-- BEGIN LISTED ENTRIES --

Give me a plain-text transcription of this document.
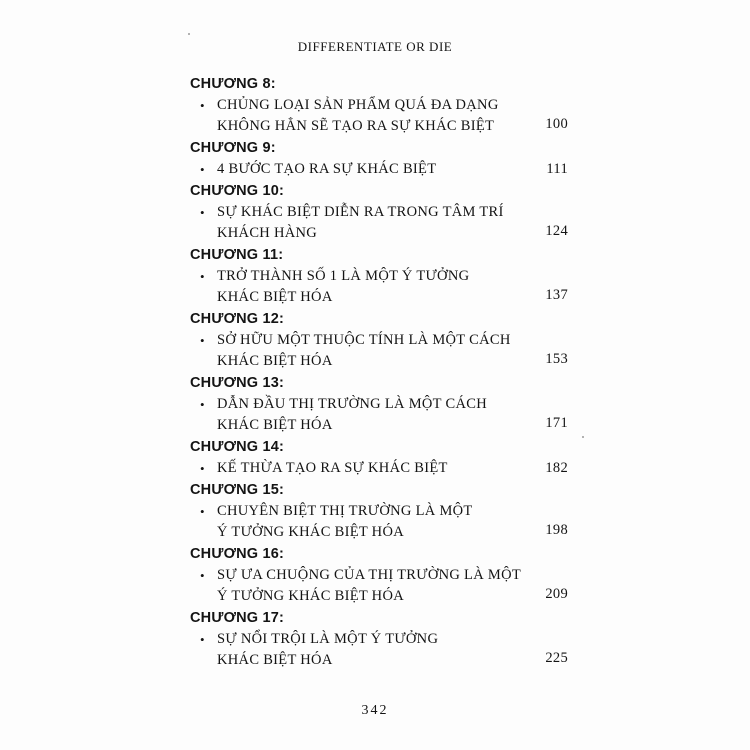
DIFFERENTIATE OR DIE
CHƯƠNG 8:
• CHỦNG LOẠI SẢN PHẨM QUÁ ĐA DẠNG
KHÔNG HẲN SẼ TẠO RA SỰ KHÁC BIỆT	100
CHƯƠNG 9:
• 4 BƯỚC TẠO RA SỰ KHÁC BIỆT	111
CHƯƠNG 10:
• SỰ KHÁC BIỆT DIỄN RA TRONG TÂM TRÍ
KHÁCH HÀNG	124
CHƯƠNG 11:
• TRỞ THÀNH SỐ 1 LÀ MỘT Ý TƯỞNG
KHÁC BIỆT HÓA	137
CHƯƠNG 12:
• SỞ HỮU MỘT THUỘC TÍNH LÀ MỘT CÁCH
KHÁC BIỆT HÓA	153
CHƯƠNG 13:
• DẪN ĐẦU THỊ TRƯỜNG LÀ MỘT CÁCH
KHÁC BIỆT HÓA	171
CHƯƠNG 14:
• KẾ THỪA TẠO RA SỰ KHÁC BIỆT	182
CHƯƠNG 15:
• CHUYÊN BIỆT THỊ TRƯỜNG LÀ MỘT
Ý TƯỞNG KHÁC BIỆT HÓA	198
CHƯƠNG 16:
• SỰ ƯA CHUỘNG CỦA THỊ TRƯỜNG LÀ MỘT
Ý TƯỞNG KHÁC BIỆT HÓA	209
CHƯƠNG 17:
• SỰ NỔI TRỘI LÀ MỘT Ý TƯỞNG
KHÁC BIỆT HÓA	225
342
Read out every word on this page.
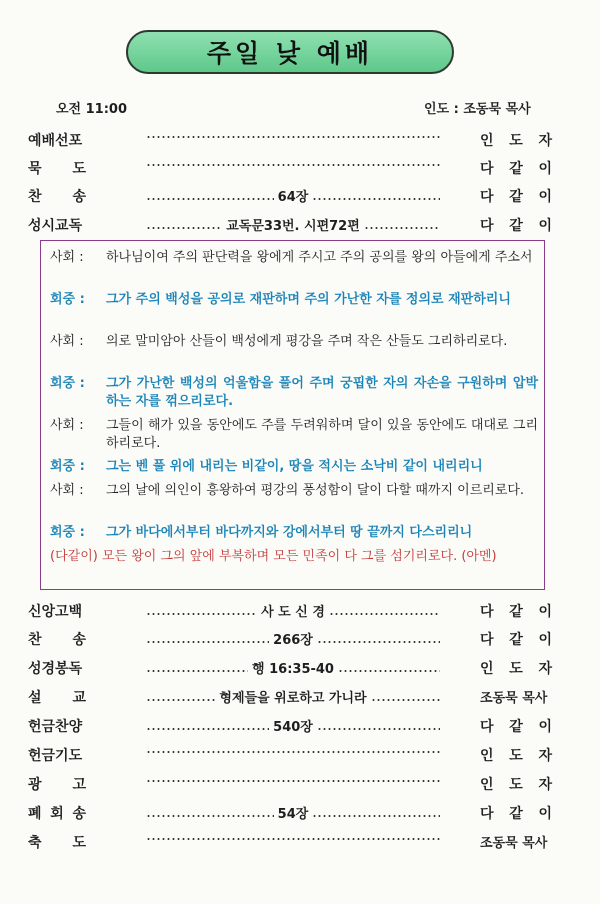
주일 낮 예배
오전 11:00	인도 : 조동묵 목사
예배선포	인 도 자
묵 도	다 같 이
찬 송	64장	다 같 이
성시교독	교독문33번. 시편72편	다 같 이
사회 :	하나님이여 주의 판단력을 왕에게 주시고 주의 공의를 왕의 아들에게 주소서
회중 :	그가 주의 백성을 공의로 재판하며 주의 가난한 자를 정의로 재판하리니
사회 :	의로 말미암아 산들이 백성에게 평강을 주며 작은 산들도 그리하리로다.
회중 :	그가 가난한 백성의 억울함을 풀어 주며 궁핍한 자의 자손을 구원하며 압박하는 자를 꺾으리로다.
사회 :	그들이 해가 있을 동안에도 주를 두려워하며 달이 있을 동안에도 대대로 그리하리로다.
회중 :	그는 벤 풀 위에 내리는 비같이, 땅을 적시는 소낙비 같이 내리리니
사회 :	그의 날에 의인이 흥왕하여 평강의 풍성함이 달이 다할 때까지 이르리로다.
회중 :	그가 바다에서부터 바다까지와 강에서부터 땅 끝까지 다스리리니
(다같이) 모든 왕이 그의 앞에 부복하며 모든 민족이 다 그를 섬기리로다. (아멘)
신앙고백	사 도 신 경	다 같 이
찬 송	266장	다 같 이
성경봉독	행 16:35-40	인 도 자
설 교	형제들을 위로하고 가니라	조동묵 목사
헌금찬양	540장	다 같 이
헌금기도	인 도 자
광 고	인 도 자
폐 회 송	54장	다 같 이
축 도	조동묵 목사
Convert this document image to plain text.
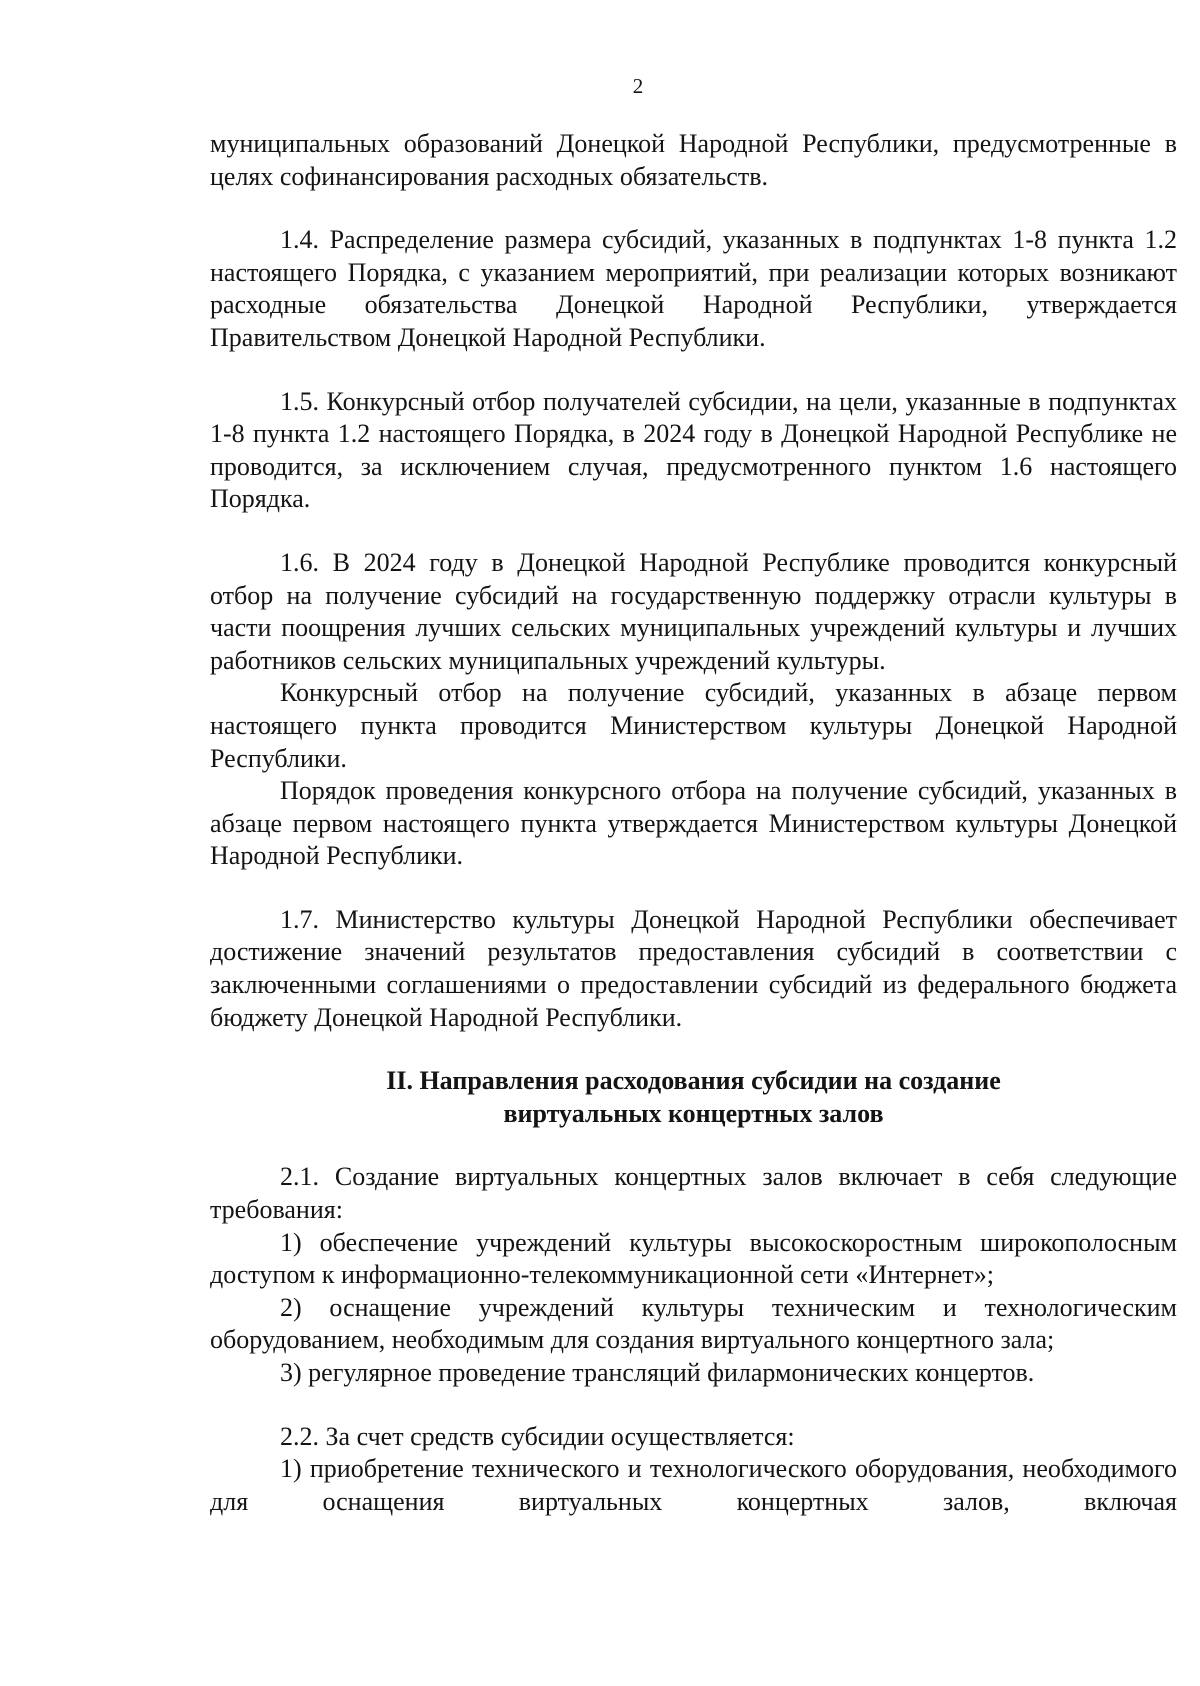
2

муниципальных образований Донецкой Народной Республики, предусмотренные в целях софинансирования расходных обязательств.

1.4. Распределение размера субсидий, указанных в подпунктах 1-8 пункта 1.2 настоящего Порядка, с указанием мероприятий, при реализации которых возникают расходные обязательства Донецкой Народной Республики, утверждается Правительством Донецкой Народной Республики.

1.5. Конкурсный отбор получателей субсидии, на цели, указанные в подпунктах 1-8 пункта 1.2 настоящего Порядка, в 2024 году в Донецкой Народной Республике не проводится, за исключением случая, предусмотренного пунктом 1.6 настоящего Порядка.

1.6. В 2024 году в Донецкой Народной Республике проводится конкурсный отбор на получение субсидий на государственную поддержку отрасли культуры в части поощрения лучших сельских муниципальных учреждений культуры и лучших работников сельских муниципальных учреждений культуры.

Конкурсный отбор на получение субсидий, указанных в абзаце первом настоящего пункта проводится Министерством культуры Донецкой Народной Республики.

Порядок проведения конкурсного отбора на получение субсидий, указанных в абзаце первом настоящего пункта утверждается Министерством культуры Донецкой Народной Республики.

1.7. Министерство культуры Донецкой Народной Республики обеспечивает достижение значений результатов предоставления субсидий в соответствии с заключенными соглашениями о предоставлении субсидий из федерального бюджета бюджету Донецкой Народной Республики.

II. Направления расходования субсидии на создание
виртуальных концертных залов

2.1. Создание виртуальных концертных залов включает в себя следующие требования:

1) обеспечение учреждений культуры высокоскоростным широкополосным доступом к информационно-телекоммуникационной сети «Интернет»;

2) оснащение учреждений культуры техническим и технологическим оборудованием, необходимым для создания виртуального концертного зала;

3) регулярное проведение трансляций филармонических концертов.

2.2. За счет средств субсидии осуществляется:

1) приобретение технического и технологического оборудования, необходимого для оснащения виртуальных концертных залов, включая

-- END LISTED ENTRIES --

> [PROBLEM DETAILS] Locate the word "Республике" in the records and collect each line it appears in.

> [TASK OUTPUT]
1.5. Конкурсный отбор получателей субсидии, на цели, указанные в подпунктах 1-8 пункта 1.2 настоящего Порядка, в 2024 году в Донецкой Народной Республике не проводится, за исключением случая, предусмотренного пунктом 1.6 настоящего Порядка.
1.6. В 2024 году в Донецкой Народной Республике проводится конкурсный отбор на получение субсидий на государственную поддержку отрасли культуры в части поощрения лучших сельских муниципальных учреждений культуры и лучших работников сельских муниципальных учреждений культуры.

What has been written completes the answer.